(Box annotation data)
——————————
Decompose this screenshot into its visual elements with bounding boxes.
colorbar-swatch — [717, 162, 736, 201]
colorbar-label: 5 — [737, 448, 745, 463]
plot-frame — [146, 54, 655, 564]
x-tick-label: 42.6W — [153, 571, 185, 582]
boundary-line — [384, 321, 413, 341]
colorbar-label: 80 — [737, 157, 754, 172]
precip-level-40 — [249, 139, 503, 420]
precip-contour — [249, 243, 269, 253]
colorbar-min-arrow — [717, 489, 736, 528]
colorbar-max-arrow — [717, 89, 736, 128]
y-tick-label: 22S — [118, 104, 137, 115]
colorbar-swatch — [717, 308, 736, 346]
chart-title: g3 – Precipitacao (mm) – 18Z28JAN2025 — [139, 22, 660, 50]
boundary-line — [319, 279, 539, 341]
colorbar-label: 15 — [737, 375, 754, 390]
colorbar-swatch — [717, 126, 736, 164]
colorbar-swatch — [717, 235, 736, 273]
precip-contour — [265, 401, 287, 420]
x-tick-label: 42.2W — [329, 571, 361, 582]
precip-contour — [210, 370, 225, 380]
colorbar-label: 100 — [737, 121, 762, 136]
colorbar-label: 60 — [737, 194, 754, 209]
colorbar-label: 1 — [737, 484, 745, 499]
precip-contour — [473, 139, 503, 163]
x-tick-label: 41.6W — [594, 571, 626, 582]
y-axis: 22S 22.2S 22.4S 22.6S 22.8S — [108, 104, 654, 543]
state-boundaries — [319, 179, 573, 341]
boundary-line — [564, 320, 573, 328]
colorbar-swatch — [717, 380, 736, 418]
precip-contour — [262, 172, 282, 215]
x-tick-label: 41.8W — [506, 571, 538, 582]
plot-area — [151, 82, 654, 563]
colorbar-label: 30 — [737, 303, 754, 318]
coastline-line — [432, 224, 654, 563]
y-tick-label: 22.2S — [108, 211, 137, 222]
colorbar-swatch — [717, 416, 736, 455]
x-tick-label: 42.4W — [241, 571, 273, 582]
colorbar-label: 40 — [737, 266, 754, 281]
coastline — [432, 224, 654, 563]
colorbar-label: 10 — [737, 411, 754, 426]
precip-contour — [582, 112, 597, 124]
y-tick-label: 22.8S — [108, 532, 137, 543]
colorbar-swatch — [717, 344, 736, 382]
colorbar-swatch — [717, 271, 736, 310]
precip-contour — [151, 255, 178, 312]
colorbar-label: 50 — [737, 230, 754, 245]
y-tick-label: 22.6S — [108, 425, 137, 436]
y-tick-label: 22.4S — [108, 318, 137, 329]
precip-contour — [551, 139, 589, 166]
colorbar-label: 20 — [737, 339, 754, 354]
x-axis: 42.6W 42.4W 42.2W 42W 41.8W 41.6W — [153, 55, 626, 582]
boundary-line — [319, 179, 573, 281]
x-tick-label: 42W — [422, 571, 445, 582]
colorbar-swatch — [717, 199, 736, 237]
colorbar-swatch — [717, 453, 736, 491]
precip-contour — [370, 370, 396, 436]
——————————
### OBJECTIVE:
Rewrite the data from its beginning through the line containing "x-tick-label: 42.6W — [153, 571, 185, 582]", swapping "plot-frame" for "map-frame" and keeping everything else unchanged.

### REPLY TO THE EXERCISE:
Decompose this screenshot into its visual elements with bounding boxes.
colorbar-swatch — [717, 162, 736, 201]
colorbar-label: 5 — [737, 448, 745, 463]
map-frame — [146, 54, 655, 564]
x-tick-label: 42.6W — [153, 571, 185, 582]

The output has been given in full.